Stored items
++++

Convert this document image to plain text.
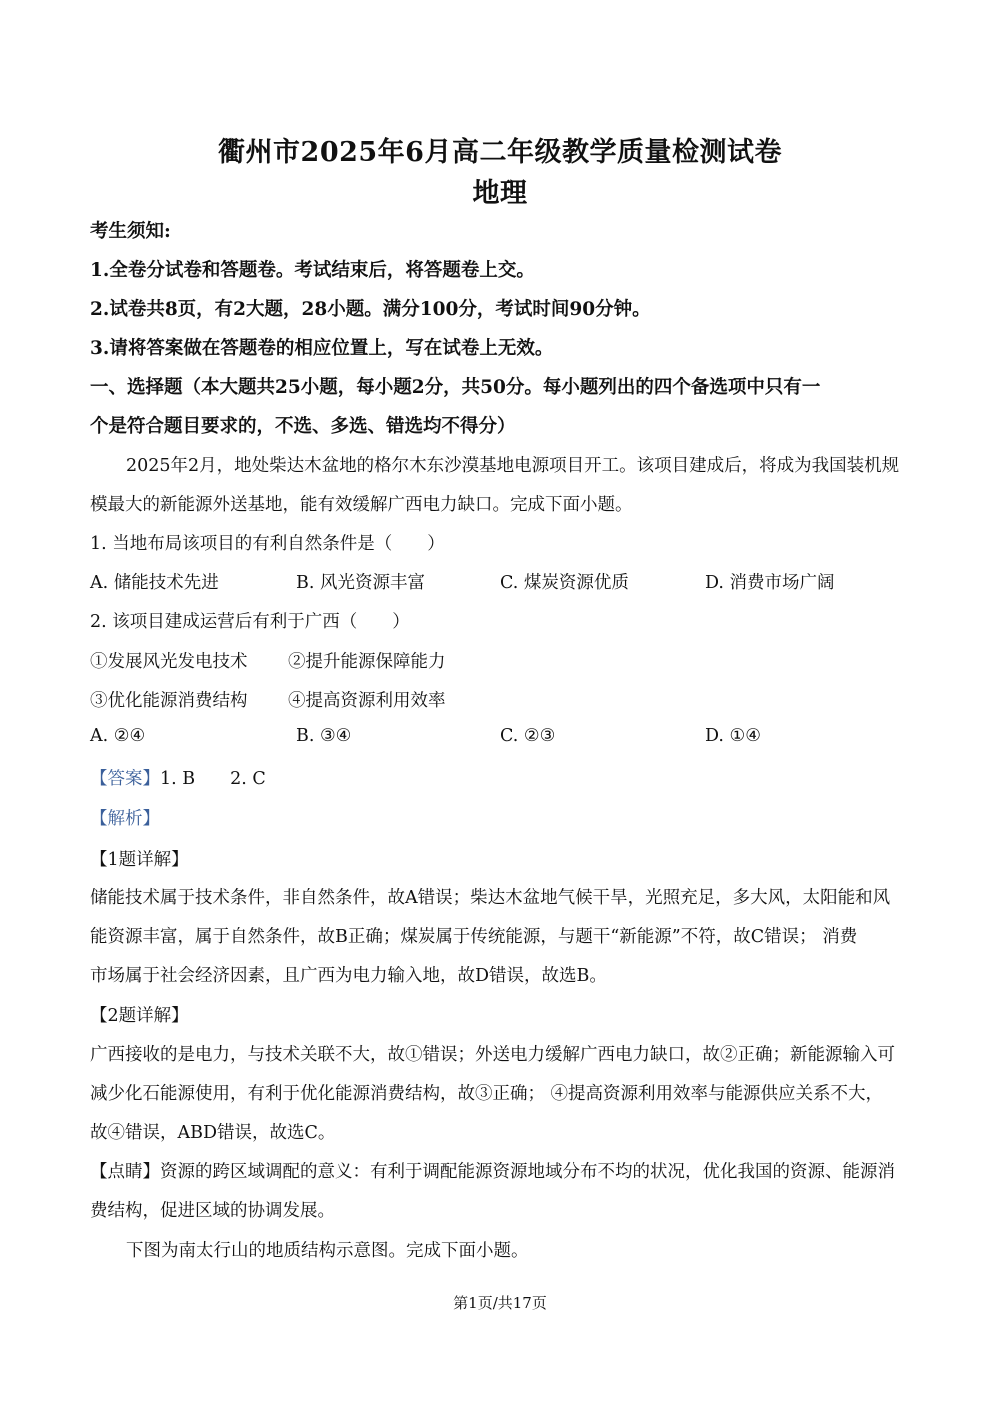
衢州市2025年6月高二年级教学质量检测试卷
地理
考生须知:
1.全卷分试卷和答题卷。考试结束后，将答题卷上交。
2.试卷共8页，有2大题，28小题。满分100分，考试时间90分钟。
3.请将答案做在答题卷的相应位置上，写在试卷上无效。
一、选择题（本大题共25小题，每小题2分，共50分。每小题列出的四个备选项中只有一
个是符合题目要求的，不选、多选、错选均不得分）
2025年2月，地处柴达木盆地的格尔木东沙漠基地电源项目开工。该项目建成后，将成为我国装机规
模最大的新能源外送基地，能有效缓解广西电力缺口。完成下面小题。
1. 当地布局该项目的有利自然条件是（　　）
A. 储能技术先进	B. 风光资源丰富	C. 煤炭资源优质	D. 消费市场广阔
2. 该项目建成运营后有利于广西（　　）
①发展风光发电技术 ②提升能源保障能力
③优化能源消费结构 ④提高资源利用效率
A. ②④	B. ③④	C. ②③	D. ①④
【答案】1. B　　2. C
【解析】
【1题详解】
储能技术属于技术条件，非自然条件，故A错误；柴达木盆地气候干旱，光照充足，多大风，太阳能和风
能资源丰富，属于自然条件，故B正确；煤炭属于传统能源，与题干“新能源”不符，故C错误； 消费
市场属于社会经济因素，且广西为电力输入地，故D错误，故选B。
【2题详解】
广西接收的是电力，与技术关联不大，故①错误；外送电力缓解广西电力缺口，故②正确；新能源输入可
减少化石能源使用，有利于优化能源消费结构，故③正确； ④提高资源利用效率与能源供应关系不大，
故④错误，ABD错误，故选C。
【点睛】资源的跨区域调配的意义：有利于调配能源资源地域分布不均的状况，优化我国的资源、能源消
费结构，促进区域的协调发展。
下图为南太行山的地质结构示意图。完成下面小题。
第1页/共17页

++++

Copy out all the data exactly; skip the pictures.

Convert this document image to plain text.
衢州市2025年6月高二年级教学质量检测试卷
地理
考生须知:
1.全卷分试卷和答题卷。考试结束后，将答题卷上交。
2.试卷共8页，有2大题，28小题。满分100分，考试时间90分钟。
3.请将答案做在答题卷的相应位置上，写在试卷上无效。
一、选择题（本大题共25小题，每小题2分，共50分。每小题列出的四个备选项中只有一
个是符合题目要求的，不选、多选、错选均不得分）
2025年2月，地处柴达木盆地的格尔木东沙漠基地电源项目开工。该项目建成后，将成为我国装机规
模最大的新能源外送基地，能有效缓解广西电力缺口。完成下面小题。
1. 当地布局该项目的有利自然条件是（　　）
A. 储能技术先进	B. 风光资源丰富	C. 煤炭资源优质	D. 消费市场广阔
2. 该项目建成运营后有利于广西（　　）
①发展风光发电技术 ②提升能源保障能力
③优化能源消费结构 ④提高资源利用效率
A. ②④	B. ③④	C. ②③	D. ①④
【答案】1. B　　2. C
【解析】
【1题详解】
储能技术属于技术条件，非自然条件，故A错误；柴达木盆地气候干旱，光照充足，多大风，太阳能和风
能资源丰富，属于自然条件，故B正确；煤炭属于传统能源，与题干“新能源”不符，故C错误； 消费
市场属于社会经济因素，且广西为电力输入地，故D错误，故选B。
【2题详解】
广西接收的是电力，与技术关联不大，故①错误；外送电力缓解广西电力缺口，故②正确；新能源输入可
减少化石能源使用，有利于优化能源消费结构，故③正确； ④提高资源利用效率与能源供应关系不大，
故④错误，ABD错误，故选C。
【点睛】资源的跨区域调配的意义：有利于调配能源资源地域分布不均的状况，优化我国的资源、能源消
费结构，促进区域的协调发展。
下图为南太行山的地质结构示意图。完成下面小题。
第1页/共17页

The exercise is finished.